Monday, March 7, 2011

The Truth about Education

Here are some bits from an excellent NY Times op-ed by Paul Krugman:
It is a truth universally acknowledged that education is the key to economic success. Everyone knows that the jobs of the future will require ever higher levels of skill. That’s why, in an appearance Friday with former Florida Gov. Jeb Bush, President Obama declared that “If we want more good news on the jobs front then we’ve got to make more investments in education.”

But what everyone knows is wrong.

...

The fact is that since 1990 or so the U.S. job market has been characterized not by a general rise in the demand for skill, but by “hollowing out”: both high-wage and low-wage employment have grown rapidly, but medium-wage jobs — the kinds of jobs we count on to support a strong middle class — have lagged behind. And the hole in the middle has been getting wider: many of the high-wage occupations that grew rapidly in the 1990s have seen much slower growth recently, even as growth in low-wage employment has accelerated.

Why is this happening? The belief that education is becoming ever more important rests on the plausible-sounding notion that advances in technology increase job opportunities for those who work with information — loosely speaking, that computers help those who work with their minds, while hurting those who work with their hands.

────────

Work order 1: In the post about education and jobs, who appeared with President Obama on Friday?
Work order 2: List every person named in the post about education and jobs.
Work order 3: Continue the post about education and jobs after its final sentence.

(Records in a dataset)
────────

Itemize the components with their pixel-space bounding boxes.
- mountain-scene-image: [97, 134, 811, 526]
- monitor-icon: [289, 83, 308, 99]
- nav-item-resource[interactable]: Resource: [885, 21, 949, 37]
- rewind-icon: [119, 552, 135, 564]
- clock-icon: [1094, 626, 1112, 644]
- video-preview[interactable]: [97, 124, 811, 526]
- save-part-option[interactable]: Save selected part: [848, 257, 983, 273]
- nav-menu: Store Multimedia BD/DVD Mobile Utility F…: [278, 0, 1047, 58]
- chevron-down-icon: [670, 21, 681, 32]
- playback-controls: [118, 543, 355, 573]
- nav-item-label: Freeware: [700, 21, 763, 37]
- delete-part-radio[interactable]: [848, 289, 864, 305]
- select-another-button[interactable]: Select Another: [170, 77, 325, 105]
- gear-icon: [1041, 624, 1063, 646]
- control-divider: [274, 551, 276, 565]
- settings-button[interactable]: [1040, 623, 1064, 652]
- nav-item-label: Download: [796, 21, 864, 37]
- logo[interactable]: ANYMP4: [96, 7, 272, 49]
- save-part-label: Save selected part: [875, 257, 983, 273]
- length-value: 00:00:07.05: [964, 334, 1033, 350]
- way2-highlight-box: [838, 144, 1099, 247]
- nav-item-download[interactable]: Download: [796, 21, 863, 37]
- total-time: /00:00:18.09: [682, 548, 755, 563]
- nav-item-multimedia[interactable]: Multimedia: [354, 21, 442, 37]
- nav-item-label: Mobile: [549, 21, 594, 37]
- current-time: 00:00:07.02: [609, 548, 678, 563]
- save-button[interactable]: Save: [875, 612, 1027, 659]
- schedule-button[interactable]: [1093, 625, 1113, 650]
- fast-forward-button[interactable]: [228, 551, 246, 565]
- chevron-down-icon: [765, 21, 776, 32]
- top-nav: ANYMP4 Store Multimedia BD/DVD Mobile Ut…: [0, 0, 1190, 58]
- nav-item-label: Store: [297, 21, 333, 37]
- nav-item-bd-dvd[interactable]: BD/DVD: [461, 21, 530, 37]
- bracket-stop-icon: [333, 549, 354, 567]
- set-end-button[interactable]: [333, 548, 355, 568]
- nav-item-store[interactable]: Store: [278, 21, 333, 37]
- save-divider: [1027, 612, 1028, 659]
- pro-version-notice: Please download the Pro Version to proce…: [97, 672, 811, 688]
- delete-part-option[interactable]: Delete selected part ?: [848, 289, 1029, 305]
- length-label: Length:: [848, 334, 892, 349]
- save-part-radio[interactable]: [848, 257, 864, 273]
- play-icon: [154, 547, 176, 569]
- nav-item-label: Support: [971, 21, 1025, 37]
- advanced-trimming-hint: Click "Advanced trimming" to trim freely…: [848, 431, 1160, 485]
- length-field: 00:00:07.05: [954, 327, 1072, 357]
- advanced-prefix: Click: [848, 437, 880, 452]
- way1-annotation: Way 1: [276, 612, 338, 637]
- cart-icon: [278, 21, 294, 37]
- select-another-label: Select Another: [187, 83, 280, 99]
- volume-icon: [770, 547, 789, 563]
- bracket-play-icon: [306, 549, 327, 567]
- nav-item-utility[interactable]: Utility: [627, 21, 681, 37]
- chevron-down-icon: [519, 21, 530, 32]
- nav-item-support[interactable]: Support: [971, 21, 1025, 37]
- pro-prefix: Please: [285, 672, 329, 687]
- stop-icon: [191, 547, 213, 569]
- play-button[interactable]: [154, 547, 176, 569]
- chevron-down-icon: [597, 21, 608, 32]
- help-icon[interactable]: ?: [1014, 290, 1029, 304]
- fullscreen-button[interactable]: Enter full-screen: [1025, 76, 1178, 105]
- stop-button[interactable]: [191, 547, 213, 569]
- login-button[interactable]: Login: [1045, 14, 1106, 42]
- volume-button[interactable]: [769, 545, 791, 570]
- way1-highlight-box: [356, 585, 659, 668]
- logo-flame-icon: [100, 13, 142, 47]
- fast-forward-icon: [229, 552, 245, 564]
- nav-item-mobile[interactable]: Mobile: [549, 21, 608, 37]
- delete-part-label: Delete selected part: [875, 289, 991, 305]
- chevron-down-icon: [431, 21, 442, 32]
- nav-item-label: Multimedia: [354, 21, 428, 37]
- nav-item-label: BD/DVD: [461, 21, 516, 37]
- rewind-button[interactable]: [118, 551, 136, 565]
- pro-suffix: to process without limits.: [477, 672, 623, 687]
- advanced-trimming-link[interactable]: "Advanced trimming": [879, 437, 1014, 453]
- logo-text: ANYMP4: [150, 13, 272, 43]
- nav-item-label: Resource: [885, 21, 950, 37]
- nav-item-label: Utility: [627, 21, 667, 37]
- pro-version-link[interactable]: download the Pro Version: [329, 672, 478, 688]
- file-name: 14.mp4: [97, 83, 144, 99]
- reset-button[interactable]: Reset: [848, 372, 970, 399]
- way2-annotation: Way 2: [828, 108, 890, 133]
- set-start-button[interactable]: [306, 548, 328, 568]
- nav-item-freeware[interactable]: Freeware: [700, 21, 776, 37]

────────

Output 1: Former Florida Gov. Jeb Bush.

Output 2: Paul Krugman, Jeb Bush, President Obama

Output 3:
Some years ago, however, the economists David Autor, Frank Levy and Richard Murnane argued that this was the wrong way to think about it. Computers, they pointed out, excel at routine tasks, “cognitive and manual tasks that can be accomplished by following explicit rules.” Therefore, any routine task — a category that includes many white-collar, nonmanual jobs — is in the firing line. Conversely, jobs that can’t be carried out by following explicit rules — a category that includes many kinds of manual labor, from truck drivers to janitors — will tend to grow even in the face of technological progress.

And here’s the thing: Most of the manual labor still being done in our economy seems to be of the kind that’s hard to automate. Notably, with production workers in manufacturing down to about 6 percent of U.S. employment, there aren’t many assembly-line jobs left to lose. Meanwhile, quite a lot of white-collar work currently carried out by well-educated, relatively well-paid workers may soon be computerized. Roombas are cute, but robot janitors are a long way off; computerized legal research and computer-aided medical diagnosis are already here.
Read the whole article.

The reality is that most jobs are subject to replacement by computer. In the short term it is the repetitive jobs, as Krugman points out, whether they be blue collar or white collar. There is no place for a diploma-wielding person to hide. The machines are coming to replace you.

Back in the 1960s this was a scary message, but a lot of the fear was couched in "what are people going to do with so much more free time?" The assumption was that the society as a whole would carry everybody and salaries would rise and we would all live happier more stuff-filled lives because the machines were going to take over and produce the goodies.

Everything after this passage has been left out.